* PROVIDED RECORDS *

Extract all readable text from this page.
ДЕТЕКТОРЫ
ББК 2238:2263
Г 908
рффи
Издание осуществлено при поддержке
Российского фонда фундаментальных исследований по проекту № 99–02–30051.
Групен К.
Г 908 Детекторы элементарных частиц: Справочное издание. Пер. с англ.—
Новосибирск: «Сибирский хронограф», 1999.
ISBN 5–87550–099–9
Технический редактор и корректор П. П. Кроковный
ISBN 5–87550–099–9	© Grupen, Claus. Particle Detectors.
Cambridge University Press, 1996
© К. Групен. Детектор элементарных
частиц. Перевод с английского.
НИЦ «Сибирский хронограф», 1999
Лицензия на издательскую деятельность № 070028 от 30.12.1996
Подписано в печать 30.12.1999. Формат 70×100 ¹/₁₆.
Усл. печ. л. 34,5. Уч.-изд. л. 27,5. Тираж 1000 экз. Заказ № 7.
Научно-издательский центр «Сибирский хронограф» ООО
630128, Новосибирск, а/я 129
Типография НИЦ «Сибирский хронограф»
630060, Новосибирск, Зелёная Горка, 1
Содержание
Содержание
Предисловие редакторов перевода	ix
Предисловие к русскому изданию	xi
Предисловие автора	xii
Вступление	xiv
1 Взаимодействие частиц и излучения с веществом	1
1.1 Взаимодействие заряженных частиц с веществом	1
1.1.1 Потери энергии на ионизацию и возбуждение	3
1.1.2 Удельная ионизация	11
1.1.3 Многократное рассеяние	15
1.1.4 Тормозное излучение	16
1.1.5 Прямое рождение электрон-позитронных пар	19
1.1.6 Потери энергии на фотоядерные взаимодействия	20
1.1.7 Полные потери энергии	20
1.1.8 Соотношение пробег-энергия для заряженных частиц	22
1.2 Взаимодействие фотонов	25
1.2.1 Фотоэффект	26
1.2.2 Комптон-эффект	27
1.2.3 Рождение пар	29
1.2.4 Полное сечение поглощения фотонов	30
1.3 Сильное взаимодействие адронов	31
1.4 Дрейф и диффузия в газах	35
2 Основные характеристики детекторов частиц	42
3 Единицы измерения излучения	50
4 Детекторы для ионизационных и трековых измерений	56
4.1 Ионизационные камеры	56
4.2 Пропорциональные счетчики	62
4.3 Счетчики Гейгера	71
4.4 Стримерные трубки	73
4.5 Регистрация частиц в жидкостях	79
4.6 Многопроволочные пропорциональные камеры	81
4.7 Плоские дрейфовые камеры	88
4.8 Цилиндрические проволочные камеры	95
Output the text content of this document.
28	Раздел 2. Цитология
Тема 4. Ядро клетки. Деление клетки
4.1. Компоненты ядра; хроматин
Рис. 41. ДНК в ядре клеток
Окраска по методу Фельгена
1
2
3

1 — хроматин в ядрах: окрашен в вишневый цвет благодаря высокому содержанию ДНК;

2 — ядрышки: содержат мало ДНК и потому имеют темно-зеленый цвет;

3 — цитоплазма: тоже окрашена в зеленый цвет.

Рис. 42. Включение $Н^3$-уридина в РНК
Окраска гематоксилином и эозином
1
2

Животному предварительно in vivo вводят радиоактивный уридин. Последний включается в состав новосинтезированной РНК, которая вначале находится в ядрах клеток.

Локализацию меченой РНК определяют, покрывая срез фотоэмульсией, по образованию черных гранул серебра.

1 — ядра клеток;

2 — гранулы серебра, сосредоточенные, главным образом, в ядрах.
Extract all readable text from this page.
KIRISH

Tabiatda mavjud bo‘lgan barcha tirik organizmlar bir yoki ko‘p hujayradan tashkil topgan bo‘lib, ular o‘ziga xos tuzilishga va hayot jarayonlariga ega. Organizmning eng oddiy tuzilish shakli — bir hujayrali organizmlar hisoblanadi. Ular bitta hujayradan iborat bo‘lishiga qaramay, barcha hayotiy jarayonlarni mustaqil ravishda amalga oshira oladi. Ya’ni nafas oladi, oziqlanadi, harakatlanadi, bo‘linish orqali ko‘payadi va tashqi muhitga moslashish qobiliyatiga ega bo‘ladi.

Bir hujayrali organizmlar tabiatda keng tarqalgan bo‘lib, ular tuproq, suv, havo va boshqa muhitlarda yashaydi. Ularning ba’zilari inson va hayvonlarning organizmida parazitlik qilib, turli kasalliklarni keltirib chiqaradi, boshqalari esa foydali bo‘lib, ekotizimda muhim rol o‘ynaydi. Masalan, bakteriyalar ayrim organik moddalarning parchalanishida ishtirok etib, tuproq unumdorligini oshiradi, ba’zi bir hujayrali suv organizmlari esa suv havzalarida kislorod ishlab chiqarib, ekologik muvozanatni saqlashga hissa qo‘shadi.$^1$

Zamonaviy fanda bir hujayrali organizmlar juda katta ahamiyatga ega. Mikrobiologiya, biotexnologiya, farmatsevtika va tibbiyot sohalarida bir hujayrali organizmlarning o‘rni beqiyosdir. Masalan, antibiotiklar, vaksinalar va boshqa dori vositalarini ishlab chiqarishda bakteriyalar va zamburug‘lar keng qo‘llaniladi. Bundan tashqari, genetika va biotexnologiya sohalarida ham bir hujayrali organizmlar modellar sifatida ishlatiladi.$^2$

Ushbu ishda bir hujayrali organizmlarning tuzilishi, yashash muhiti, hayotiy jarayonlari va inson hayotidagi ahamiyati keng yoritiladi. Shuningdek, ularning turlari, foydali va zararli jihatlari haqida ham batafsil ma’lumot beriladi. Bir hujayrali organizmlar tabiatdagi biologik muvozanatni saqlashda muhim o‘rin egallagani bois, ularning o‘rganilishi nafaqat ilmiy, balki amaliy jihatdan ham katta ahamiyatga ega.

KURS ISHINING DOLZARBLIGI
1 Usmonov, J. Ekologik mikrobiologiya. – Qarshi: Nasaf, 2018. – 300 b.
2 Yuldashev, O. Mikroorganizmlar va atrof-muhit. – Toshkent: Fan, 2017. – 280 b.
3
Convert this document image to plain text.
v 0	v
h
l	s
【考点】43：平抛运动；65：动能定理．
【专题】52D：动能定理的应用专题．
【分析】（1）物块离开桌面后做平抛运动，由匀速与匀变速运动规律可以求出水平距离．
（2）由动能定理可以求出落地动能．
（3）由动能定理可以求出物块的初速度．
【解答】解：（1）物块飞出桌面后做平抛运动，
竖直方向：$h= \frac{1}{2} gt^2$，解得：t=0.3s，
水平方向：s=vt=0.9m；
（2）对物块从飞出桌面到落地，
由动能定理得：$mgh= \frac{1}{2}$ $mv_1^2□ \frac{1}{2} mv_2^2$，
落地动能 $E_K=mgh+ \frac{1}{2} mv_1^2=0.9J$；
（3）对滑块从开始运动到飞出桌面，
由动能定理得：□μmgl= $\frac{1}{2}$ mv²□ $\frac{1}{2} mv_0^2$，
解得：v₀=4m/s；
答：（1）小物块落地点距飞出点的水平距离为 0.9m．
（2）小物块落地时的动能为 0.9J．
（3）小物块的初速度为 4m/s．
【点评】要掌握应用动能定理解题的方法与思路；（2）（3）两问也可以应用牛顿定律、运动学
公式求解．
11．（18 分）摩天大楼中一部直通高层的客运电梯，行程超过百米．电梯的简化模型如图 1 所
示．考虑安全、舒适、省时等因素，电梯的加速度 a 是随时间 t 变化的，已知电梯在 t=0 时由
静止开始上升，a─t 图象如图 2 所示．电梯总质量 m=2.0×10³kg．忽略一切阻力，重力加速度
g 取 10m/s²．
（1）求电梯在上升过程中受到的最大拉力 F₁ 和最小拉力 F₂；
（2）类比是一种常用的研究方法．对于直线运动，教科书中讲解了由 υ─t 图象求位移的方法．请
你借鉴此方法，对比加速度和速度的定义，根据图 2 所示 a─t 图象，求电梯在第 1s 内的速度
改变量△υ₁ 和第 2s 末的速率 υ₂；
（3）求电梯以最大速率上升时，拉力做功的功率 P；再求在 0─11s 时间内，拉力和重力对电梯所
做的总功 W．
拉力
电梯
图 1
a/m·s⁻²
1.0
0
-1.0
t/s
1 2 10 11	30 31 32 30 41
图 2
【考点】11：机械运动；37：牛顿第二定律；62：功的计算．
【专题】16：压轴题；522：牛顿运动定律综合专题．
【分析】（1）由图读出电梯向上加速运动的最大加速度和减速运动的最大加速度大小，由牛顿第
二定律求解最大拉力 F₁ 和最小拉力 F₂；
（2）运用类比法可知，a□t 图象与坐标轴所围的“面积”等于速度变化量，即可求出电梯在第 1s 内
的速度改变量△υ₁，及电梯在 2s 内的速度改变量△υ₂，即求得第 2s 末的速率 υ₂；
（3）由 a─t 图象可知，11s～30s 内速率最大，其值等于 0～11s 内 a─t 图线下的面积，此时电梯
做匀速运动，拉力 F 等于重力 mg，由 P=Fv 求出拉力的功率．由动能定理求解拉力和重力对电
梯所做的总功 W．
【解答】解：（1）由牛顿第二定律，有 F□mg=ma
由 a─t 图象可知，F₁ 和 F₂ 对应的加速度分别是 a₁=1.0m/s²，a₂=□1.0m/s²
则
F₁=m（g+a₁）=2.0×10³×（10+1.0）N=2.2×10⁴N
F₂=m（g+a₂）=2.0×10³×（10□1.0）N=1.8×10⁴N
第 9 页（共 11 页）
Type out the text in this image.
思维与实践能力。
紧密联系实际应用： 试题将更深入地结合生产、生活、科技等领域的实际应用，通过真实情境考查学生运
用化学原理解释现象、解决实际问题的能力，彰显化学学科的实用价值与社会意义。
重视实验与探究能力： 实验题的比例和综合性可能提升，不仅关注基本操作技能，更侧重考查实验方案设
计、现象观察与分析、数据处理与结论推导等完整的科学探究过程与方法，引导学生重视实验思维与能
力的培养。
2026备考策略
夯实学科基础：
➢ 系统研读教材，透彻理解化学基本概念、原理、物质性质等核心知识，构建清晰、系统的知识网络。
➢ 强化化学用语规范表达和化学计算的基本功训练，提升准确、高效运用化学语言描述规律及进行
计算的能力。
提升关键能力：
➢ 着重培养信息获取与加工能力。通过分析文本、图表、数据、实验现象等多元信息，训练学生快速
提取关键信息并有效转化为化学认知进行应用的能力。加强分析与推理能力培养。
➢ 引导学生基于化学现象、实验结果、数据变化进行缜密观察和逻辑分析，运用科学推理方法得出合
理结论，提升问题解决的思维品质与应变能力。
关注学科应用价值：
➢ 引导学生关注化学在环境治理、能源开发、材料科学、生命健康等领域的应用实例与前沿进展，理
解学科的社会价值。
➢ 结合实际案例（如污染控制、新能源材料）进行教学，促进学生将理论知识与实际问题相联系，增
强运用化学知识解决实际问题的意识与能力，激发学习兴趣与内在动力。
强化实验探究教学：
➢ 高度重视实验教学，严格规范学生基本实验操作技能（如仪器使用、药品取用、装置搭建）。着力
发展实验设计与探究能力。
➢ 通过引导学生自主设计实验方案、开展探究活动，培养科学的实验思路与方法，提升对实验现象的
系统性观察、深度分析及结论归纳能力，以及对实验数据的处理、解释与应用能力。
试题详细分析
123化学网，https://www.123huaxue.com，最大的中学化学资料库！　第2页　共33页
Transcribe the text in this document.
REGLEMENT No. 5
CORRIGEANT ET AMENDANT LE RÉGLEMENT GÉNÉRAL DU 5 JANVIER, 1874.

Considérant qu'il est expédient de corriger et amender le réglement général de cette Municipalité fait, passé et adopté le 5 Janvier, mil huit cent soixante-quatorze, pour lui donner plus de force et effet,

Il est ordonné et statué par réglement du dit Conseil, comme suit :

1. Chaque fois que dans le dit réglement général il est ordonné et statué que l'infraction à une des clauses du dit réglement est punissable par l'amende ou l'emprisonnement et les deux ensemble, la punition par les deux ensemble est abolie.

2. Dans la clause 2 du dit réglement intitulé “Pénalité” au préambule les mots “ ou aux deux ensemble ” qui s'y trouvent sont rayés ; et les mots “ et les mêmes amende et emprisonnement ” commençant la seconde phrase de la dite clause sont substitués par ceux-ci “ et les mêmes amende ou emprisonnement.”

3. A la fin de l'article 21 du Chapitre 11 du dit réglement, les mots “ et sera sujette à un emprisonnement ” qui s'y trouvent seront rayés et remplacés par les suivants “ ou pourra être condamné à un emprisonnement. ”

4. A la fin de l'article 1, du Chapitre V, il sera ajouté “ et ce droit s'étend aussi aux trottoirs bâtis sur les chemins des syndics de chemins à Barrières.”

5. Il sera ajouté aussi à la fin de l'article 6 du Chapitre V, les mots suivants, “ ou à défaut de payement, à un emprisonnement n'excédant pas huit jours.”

* WHAT YOU WILL DO *
Pick out each line containing the string "фотонов" and copy it.

* TASK SOLUTION *
1.2 Взаимодействие фотонов	25
1.2.4 Полное сечение поглощения фотонов	30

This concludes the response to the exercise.